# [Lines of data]
#####
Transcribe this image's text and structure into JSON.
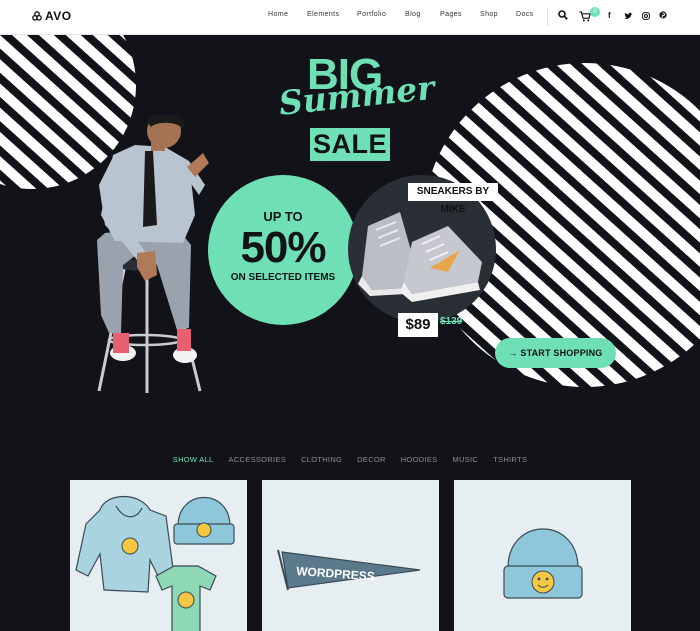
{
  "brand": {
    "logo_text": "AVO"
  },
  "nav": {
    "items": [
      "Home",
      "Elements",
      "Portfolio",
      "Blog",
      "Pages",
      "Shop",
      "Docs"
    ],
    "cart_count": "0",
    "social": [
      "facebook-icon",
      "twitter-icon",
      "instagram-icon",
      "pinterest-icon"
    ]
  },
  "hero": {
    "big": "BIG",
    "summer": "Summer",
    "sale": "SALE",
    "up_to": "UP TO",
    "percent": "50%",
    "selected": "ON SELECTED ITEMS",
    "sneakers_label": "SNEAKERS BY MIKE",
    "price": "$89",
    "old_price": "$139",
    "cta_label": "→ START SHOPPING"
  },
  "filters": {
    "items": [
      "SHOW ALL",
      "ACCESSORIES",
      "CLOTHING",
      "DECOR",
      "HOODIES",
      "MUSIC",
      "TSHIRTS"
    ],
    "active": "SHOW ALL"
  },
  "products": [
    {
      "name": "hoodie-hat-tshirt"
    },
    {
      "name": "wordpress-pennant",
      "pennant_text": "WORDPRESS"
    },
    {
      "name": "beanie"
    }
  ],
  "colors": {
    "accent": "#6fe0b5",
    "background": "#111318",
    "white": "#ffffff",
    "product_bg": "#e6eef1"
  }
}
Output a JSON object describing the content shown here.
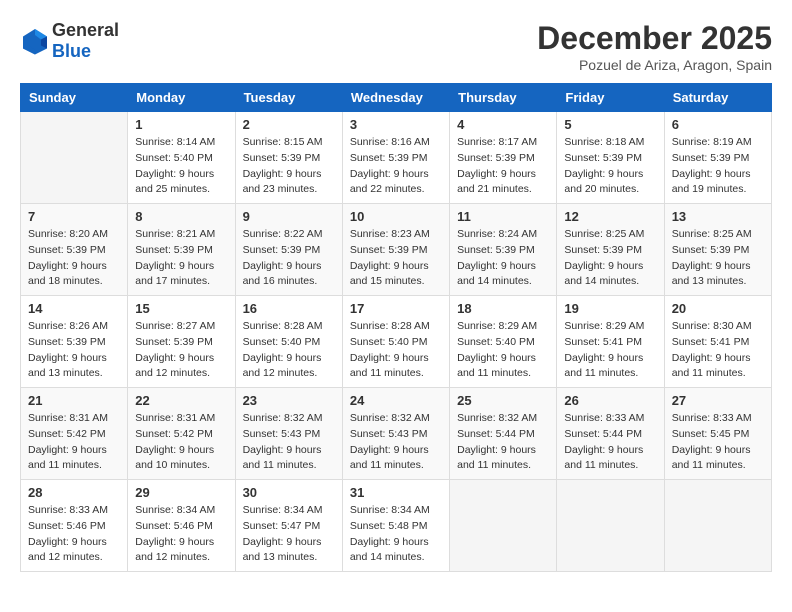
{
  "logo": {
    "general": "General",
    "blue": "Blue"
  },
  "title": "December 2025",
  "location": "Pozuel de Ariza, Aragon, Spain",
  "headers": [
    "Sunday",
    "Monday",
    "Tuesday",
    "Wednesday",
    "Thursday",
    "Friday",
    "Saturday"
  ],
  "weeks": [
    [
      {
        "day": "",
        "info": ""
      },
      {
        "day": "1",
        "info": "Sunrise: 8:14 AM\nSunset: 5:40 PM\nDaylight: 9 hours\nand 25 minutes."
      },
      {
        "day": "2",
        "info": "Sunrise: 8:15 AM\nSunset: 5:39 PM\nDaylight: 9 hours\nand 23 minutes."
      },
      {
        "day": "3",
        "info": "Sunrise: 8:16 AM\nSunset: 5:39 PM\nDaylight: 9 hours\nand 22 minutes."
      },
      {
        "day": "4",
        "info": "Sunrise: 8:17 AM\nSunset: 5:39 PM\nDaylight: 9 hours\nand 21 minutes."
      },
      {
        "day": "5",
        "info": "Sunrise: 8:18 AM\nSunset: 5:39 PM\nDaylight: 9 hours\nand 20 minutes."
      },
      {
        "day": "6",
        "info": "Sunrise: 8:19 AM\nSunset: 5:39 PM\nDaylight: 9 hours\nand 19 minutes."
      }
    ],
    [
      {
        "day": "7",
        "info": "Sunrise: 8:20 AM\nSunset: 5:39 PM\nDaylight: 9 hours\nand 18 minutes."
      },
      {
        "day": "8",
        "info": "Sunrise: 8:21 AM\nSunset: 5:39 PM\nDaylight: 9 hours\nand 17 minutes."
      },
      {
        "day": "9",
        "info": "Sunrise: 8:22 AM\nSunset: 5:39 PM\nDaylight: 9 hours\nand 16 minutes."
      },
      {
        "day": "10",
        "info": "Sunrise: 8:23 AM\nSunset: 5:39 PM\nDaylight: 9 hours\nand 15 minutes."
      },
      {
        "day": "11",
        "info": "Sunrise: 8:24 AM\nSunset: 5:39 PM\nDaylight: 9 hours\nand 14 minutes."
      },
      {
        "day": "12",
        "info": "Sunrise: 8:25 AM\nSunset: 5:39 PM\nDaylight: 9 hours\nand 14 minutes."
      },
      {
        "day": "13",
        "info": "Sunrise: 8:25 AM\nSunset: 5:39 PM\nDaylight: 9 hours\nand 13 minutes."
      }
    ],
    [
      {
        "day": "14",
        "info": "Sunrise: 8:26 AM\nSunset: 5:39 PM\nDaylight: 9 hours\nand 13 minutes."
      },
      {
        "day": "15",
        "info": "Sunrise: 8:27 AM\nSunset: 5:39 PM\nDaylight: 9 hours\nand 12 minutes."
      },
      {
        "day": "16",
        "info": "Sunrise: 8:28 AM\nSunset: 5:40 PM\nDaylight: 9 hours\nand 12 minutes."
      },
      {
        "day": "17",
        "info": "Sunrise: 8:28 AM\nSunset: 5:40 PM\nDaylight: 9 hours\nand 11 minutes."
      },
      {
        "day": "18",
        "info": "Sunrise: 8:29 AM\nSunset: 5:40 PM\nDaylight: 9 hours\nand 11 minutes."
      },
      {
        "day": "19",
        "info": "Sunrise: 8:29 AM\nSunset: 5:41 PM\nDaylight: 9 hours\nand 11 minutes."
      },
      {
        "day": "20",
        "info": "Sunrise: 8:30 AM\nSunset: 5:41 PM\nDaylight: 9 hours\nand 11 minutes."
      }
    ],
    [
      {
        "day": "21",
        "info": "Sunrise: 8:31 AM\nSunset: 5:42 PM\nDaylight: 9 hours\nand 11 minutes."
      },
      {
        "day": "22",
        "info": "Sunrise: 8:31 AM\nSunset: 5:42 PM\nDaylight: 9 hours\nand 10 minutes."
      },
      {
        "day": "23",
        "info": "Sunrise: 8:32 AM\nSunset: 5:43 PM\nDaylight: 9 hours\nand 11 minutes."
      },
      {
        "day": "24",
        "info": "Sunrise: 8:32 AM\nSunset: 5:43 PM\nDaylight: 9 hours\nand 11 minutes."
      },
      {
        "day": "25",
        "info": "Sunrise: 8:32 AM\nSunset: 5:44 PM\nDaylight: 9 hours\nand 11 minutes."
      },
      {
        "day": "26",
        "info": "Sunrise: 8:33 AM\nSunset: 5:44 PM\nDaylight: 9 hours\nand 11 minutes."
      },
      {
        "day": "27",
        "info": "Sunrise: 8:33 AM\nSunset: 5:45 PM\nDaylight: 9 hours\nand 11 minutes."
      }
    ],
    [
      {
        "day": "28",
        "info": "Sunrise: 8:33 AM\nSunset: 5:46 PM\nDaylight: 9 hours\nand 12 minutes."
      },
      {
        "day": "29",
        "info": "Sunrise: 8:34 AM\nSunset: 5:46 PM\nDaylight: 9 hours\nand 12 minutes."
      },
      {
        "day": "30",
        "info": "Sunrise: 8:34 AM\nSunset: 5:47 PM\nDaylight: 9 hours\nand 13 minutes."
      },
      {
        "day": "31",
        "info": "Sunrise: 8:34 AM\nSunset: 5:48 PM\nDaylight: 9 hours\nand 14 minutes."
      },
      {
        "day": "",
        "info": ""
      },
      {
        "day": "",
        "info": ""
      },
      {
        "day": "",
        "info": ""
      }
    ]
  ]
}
#####
# [Required task]
Read the lines above. Gather those in which the string "JSON" is found.

# [Full solution]
Transcribe this image's text and structure into JSON.
Output a JSON object describing the content shown here.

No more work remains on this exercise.